STATED EXERCISE:
Could you write out the records below exactly as they appear?
++++ MATERIAL SUPPLIED ++++
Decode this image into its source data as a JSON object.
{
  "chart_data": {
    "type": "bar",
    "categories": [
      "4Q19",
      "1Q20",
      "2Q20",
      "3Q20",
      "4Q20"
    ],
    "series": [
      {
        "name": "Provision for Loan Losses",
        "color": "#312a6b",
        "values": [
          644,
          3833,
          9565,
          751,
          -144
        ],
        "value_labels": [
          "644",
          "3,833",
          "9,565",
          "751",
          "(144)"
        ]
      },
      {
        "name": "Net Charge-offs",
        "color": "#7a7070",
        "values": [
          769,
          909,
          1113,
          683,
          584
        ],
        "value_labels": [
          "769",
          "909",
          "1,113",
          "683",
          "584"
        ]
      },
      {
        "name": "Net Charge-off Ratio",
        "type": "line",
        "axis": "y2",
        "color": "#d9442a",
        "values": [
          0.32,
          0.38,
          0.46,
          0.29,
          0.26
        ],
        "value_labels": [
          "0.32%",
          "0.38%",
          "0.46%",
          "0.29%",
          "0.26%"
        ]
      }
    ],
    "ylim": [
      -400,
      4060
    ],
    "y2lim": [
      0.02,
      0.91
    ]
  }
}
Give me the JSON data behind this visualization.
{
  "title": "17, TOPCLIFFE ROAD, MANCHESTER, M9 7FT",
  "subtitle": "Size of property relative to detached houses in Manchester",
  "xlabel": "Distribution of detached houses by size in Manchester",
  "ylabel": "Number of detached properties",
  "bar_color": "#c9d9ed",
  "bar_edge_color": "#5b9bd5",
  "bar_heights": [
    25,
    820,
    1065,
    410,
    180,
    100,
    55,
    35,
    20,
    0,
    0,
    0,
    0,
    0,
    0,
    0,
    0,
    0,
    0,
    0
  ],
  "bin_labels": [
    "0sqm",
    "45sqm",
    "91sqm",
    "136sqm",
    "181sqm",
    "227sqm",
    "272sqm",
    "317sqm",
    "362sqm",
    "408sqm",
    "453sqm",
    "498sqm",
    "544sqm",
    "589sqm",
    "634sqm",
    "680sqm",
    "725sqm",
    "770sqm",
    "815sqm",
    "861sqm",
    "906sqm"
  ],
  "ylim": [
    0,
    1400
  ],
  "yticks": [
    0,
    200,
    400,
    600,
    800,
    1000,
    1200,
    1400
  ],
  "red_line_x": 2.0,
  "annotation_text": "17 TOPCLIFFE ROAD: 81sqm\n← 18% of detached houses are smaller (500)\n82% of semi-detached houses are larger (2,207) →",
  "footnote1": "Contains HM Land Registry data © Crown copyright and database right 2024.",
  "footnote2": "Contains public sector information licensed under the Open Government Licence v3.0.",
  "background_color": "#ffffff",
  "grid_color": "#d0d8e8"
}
++++
CORRECT RESPONSE:
Decode this image into its source data as a JSON object.
{
  "chart_data": {
    "type": "bar",
    "categories": [
      "4Q19",
      "1Q20",
      "2Q20",
      "3Q20",
      "4Q20"
    ],
    "series": [
      {
        "name": "Provision for Loan Losses",
        "color": "#312a6b",
        "values": [
          644,
          3833,
          9565,
          751,
          -144
        ],
        "value_labels": [
          "644",
          "3,833",
          "9,565",
          "751",
          "(144)"
        ]
      },
      {
        "name": "Net Charge-offs",
        "color": "#7a7070",
        "values": [
          769,
          909,
          1113,
          683,
          584
        ],
        "value_labels": [
          "769",
          "909",
          "1,113",
          "683",
          "584"
        ]
      },
      {
        "name": "Net Charge-off Ratio",
        "type": "line",
        "axis": "y2",
        "color": "#d9442a",
        "values": [
          0.32,
          0.38,
          0.46,
          0.29,
          0.26
        ],
        "value_labels": [
          "0.32%",
          "0.38%",
          "0.46%",
          "0.29%",
          "0.26%"
        ]
      }
    ],
    "ylim": [
      -400,
      4060
    ],
    "y2lim": [
      0.02,
      0.91
    ]
  }
}
Give me the JSON data behind this visualization.
{
  "title": "17, TOPCLIFFE ROAD, MANCHESTER, M9 7FT",
  "subtitle": "Size of property relative to detached houses in Manchester",
  "xlabel": "Distribution of detached houses by size in Manchester",
  "ylabel": "Number of detached properties",
  "bar_color": "#c9d9ed",
  "bar_edge_color": "#5b9bd5",
  "bar_heights": [
    25,
    820,
    1065,
    410,
    180,
    100,
    55,
    35,
    20,
    0,
    0,
    0,
    0,
    0,
    0,
    0,
    0,
    0,
    0,
    0
  ],
  "bin_labels": [
    "0sqm",
    "45sqm",
    "91sqm",
    "136sqm",
    "181sqm",
    "227sqm",
    "272sqm",
    "317sqm",
    "362sqm",
    "408sqm",
    "453sqm",
    "498sqm",
    "544sqm",
    "589sqm",
    "634sqm",
    "680sqm",
    "725sqm",
    "770sqm",
    "815sqm",
    "861sqm",
    "906sqm"
  ],
  "ylim": [
    0,
    1400
  ],
  "yticks": [
    0,
    200,
    400,
    600,
    800,
    1000,
    1200,
    1400
  ],
  "red_line_x": 2.0,
  "annotation_text": "17 TOPCLIFFE ROAD: 81sqm\n← 18% of detached houses are smaller (500)\n82% of semi-detached houses are larger (2,207) →",
  "footnote1": "Contains HM Land Registry data © Crown copyright and database right 2024.",
  "footnote2": "Contains public sector information licensed under the Open Government Licence v3.0.",
  "background_color": "#ffffff",
  "grid_color": "#d0d8e8"
}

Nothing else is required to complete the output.